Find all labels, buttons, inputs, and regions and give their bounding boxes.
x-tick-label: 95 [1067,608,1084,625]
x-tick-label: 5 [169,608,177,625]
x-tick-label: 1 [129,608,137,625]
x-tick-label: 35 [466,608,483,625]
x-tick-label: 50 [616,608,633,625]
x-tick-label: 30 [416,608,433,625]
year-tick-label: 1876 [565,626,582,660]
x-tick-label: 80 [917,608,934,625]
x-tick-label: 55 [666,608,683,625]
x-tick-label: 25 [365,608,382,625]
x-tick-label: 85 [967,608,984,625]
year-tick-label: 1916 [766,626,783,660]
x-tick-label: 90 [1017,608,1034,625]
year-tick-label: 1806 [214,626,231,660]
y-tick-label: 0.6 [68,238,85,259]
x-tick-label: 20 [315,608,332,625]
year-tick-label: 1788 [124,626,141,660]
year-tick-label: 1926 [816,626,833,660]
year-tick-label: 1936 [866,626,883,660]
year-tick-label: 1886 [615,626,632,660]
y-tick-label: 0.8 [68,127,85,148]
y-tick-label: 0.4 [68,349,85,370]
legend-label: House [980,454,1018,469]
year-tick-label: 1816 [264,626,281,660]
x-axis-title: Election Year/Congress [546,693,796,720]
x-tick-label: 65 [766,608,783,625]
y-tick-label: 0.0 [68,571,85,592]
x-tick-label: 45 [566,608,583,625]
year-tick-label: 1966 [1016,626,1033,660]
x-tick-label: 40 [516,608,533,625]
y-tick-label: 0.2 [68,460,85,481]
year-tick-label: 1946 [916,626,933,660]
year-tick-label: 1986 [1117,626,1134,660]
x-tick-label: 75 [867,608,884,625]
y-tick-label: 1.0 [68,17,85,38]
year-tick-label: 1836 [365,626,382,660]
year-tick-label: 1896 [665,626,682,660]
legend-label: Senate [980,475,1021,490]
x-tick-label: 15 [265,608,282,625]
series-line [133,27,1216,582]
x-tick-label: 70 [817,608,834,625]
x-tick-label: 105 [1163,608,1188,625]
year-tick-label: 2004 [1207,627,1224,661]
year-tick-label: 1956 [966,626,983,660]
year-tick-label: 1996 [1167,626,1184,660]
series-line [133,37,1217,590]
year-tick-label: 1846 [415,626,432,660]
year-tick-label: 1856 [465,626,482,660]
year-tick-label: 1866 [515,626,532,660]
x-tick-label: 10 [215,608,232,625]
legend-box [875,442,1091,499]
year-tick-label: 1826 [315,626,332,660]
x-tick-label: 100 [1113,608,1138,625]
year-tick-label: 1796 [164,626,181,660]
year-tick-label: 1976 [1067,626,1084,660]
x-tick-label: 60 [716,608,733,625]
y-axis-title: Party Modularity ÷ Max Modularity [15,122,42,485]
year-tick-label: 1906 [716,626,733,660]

══════

> Task brief
Return every line of the entries above verbatim, with no alterations, omissions, or additions.

> Solution for this exercise
Find all labels, buttons, inputs, and regions and give their bounding boxes.
x-tick-label: 95 [1067,608,1084,625]
x-tick-label: 5 [169,608,177,625]
x-tick-label: 1 [129,608,137,625]
x-tick-label: 35 [466,608,483,625]
x-tick-label: 50 [616,608,633,625]
x-tick-label: 30 [416,608,433,625]
year-tick-label: 1876 [565,626,582,660]
x-tick-label: 80 [917,608,934,625]
x-tick-label: 55 [666,608,683,625]
x-tick-label: 25 [365,608,382,625]
x-tick-label: 85 [967,608,984,625]
year-tick-label: 1916 [766,626,783,660]
x-tick-label: 90 [1017,608,1034,625]
year-tick-label: 1806 [214,626,231,660]
y-tick-label: 0.6 [68,238,85,259]
x-tick-label: 20 [315,608,332,625]
year-tick-label: 1788 [124,626,141,660]
year-tick-label: 1926 [816,626,833,660]
year-tick-label: 1936 [866,626,883,660]
year-tick-label: 1886 [615,626,632,660]
y-tick-label: 0.8 [68,127,85,148]
y-tick-label: 0.4 [68,349,85,370]
legend-label: House [980,454,1018,469]
year-tick-label: 1816 [264,626,281,660]
x-axis-title: Election Year/Congress [546,693,796,720]
x-tick-label: 65 [766,608,783,625]
y-tick-label: 0.0 [68,571,85,592]
x-tick-label: 45 [566,608,583,625]
year-tick-label: 1966 [1016,626,1033,660]
x-tick-label: 40 [516,608,533,625]
y-tick-label: 0.2 [68,460,85,481]
year-tick-label: 1946 [916,626,933,660]
year-tick-label: 1986 [1117,626,1134,660]
x-tick-label: 75 [867,608,884,625]
y-tick-label: 1.0 [68,17,85,38]
year-tick-label: 1836 [365,626,382,660]
year-tick-label: 1896 [665,626,682,660]
legend-label: Senate [980,475,1021,490]
x-tick-label: 15 [265,608,282,625]
series-line [133,27,1216,582]
x-tick-label: 70 [817,608,834,625]
x-tick-label: 105 [1163,608,1188,625]
year-tick-label: 2004 [1207,627,1224,661]
year-tick-label: 1956 [966,626,983,660]
year-tick-label: 1996 [1167,626,1184,660]
series-line [133,37,1217,590]
year-tick-label: 1846 [415,626,432,660]
year-tick-label: 1856 [465,626,482,660]
year-tick-label: 1866 [515,626,532,660]
x-tick-label: 10 [215,608,232,625]
legend-box [875,442,1091,499]
year-tick-label: 1826 [315,626,332,660]
x-tick-label: 100 [1113,608,1138,625]
year-tick-label: 1796 [164,626,181,660]
year-tick-label: 1976 [1067,626,1084,660]
x-tick-label: 60 [716,608,733,625]
y-axis-title: Party Modularity ÷ Max Modularity [15,122,42,485]
year-tick-label: 1906 [716,626,733,660]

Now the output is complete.